Görev A
Kayıtlarda "trades" dizesini içeren satırları say, yalnızca sayıyı yaz.

═════ Seçilen Metin

Savaşlar…

  • 12.06.2017 00:00

 Kapitâl-Dünyânın daha geri evrelerinde tablo daha anlaşılır bir şekilde işliyordu. Kârın kendi asimptotunda kendisini sonsuzlaştırması ekseninde ortaya çıkan “üretim fetişizmi”, kaçınılmaz olarak bir “tüketim eksikliği” ile eşleniyordu. Kaçınılmaz diyoruz; çünkü kârın arttırılması için mâliyetlerin düşürülmesi gerekiyordu. Bu da, proleterya olarak ortaya çıkan ve emeğini satarak yaşayan büyük kitlelerin sırtına binen bir yüktü. Düşük mâliyet adına ücretlerin en alt düzeyde tutulması, genel manâda alım gücünü düşürüyor ve ürünler elde kaldığı için durgunluk ve krizler peş peşe geliyordu. Sarmaldan çıkmanın yegâne yolu ise savaş oluyordu.

══════════
═════ Kaynak Malzeme

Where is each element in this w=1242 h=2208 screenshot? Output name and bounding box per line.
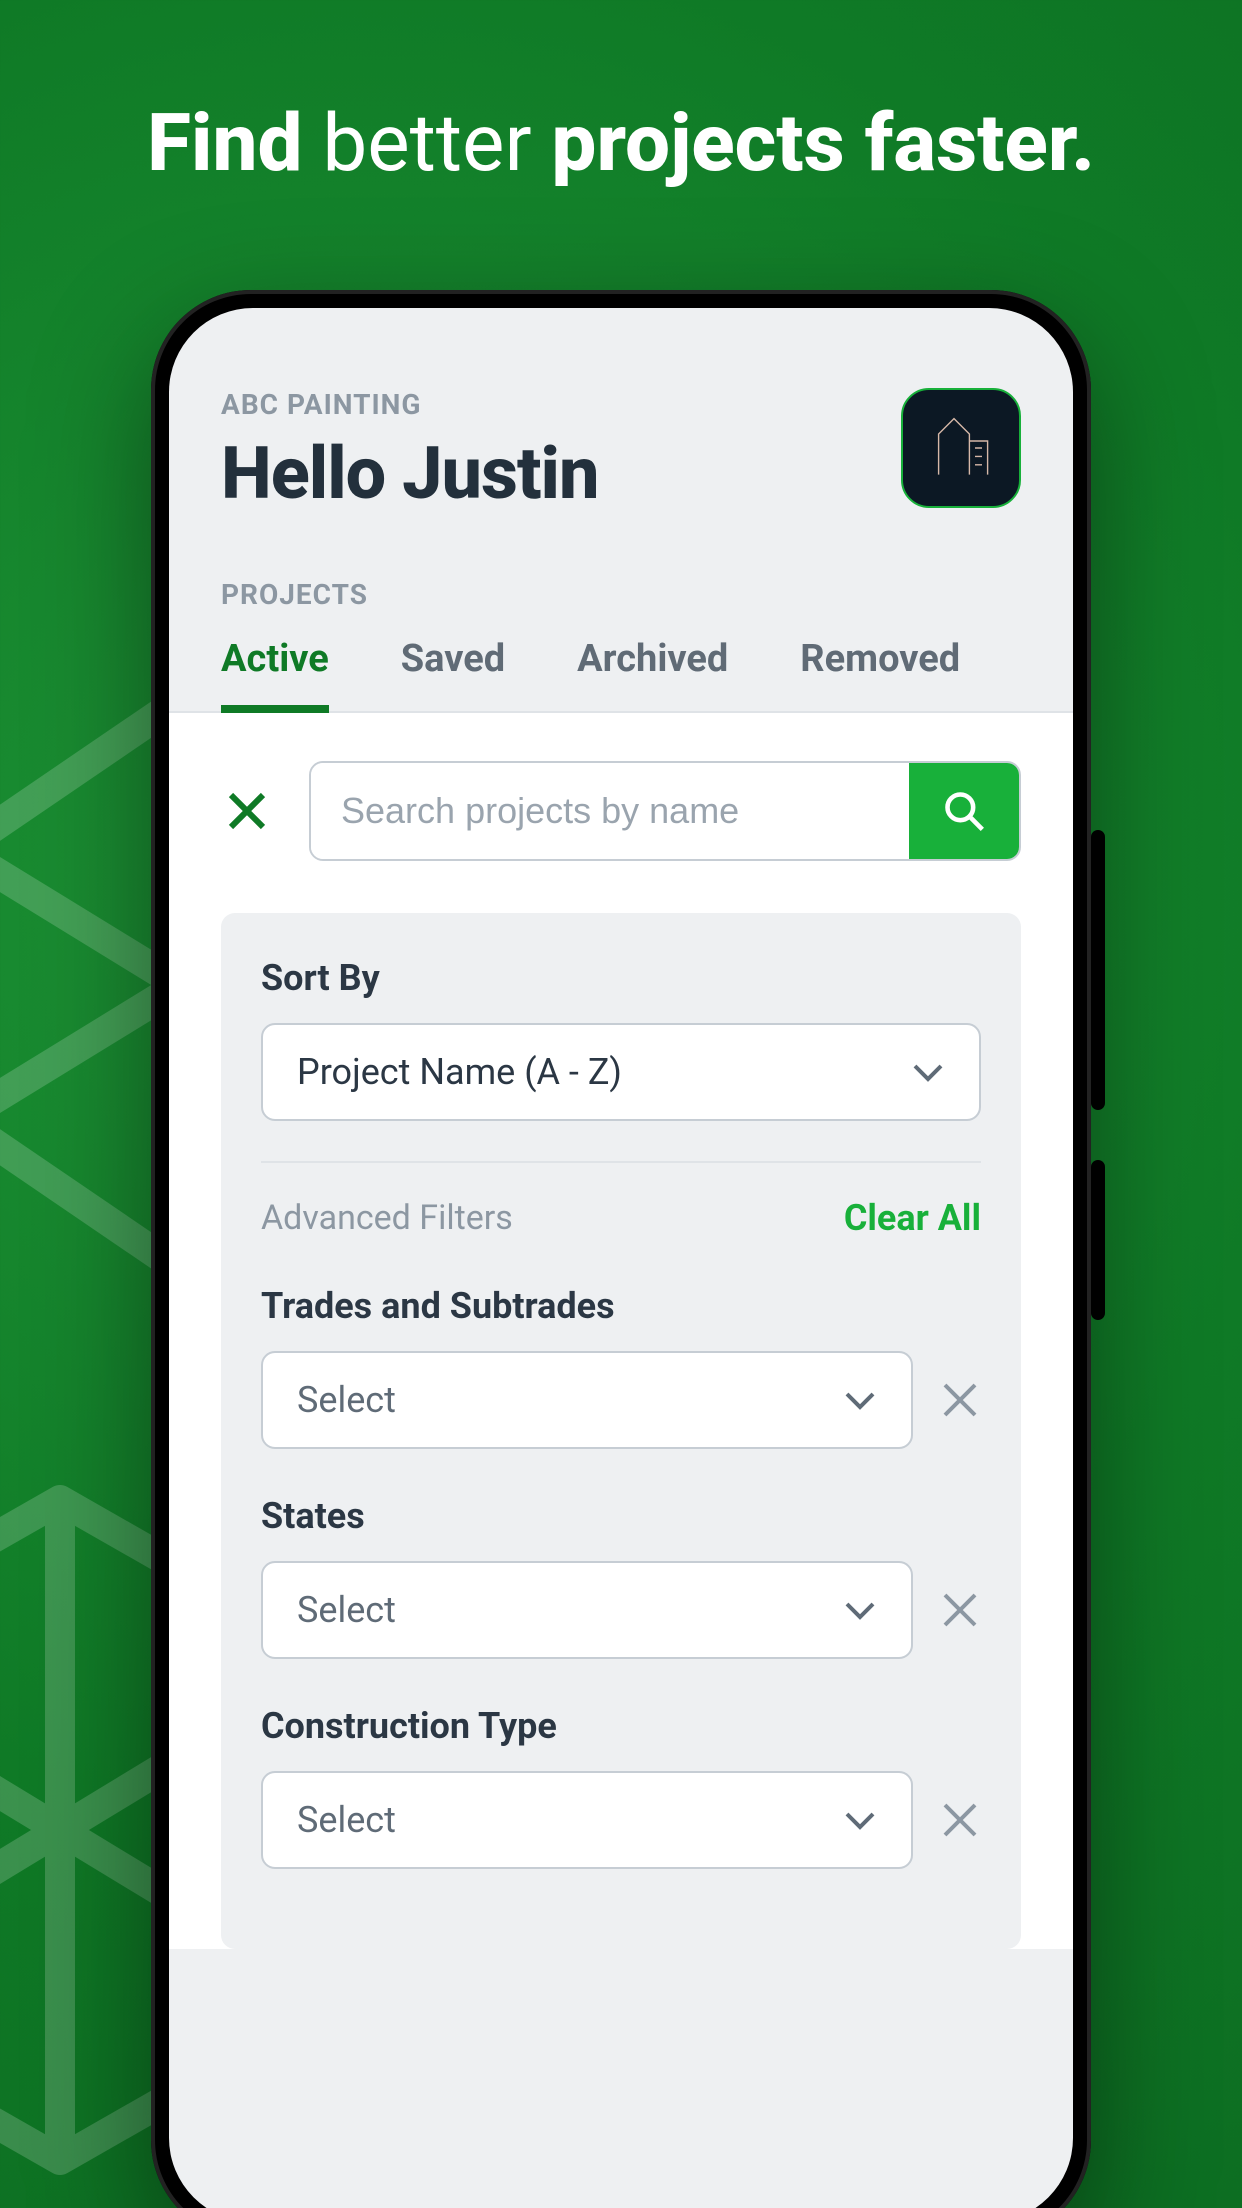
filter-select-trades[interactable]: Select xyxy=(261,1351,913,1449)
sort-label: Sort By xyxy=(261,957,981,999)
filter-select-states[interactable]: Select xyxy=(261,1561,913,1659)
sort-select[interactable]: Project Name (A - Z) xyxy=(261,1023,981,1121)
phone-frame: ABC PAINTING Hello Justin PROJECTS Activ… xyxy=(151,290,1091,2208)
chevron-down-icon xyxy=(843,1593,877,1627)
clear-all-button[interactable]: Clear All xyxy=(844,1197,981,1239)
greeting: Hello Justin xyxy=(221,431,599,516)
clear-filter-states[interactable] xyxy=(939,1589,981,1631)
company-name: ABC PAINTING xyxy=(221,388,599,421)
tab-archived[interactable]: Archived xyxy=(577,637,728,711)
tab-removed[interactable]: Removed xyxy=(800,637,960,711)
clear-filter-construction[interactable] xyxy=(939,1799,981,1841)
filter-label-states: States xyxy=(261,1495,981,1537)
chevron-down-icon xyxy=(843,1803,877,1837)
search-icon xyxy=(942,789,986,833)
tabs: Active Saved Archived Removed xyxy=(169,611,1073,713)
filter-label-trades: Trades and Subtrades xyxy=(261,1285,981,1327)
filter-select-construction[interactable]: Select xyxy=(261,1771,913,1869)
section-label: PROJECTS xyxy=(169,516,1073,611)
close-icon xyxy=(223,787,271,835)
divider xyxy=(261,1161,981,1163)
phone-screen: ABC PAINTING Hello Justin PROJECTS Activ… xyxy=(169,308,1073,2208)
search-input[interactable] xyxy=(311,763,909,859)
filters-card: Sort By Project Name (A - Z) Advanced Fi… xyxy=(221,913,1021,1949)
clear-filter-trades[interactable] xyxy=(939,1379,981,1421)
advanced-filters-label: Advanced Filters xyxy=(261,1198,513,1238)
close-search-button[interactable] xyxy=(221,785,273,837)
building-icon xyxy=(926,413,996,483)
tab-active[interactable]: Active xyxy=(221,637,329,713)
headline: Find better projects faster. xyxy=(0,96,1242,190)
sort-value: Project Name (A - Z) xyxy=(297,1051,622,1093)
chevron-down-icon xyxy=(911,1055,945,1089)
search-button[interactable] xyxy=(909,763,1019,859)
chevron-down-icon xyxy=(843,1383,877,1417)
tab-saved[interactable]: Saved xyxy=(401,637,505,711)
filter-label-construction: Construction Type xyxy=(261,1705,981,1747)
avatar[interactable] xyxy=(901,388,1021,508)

══════════

Görev B
Savaşlar yazısına göre "üretim fetişizmi" neden kaçınılmaz olarak bir "tüketim eksikliği" ile eşleniyordu? Metnin gösterdiği gerekçeyi bir ila üç cümleyle açıkla.

Yanıt A
3

Yanıt B
Kârın artırılması için mâliyetlerin düşürülmesi gerekiyordu. Bu yük, emeğini satarak yaşayan proleter kitlelerin sırtına biniyordu. Ücretlerin en alt düzeyde tutulması genel alım gücünü düşürdüğü için üretim, tüketim eksikliğiyle eşleniyordu.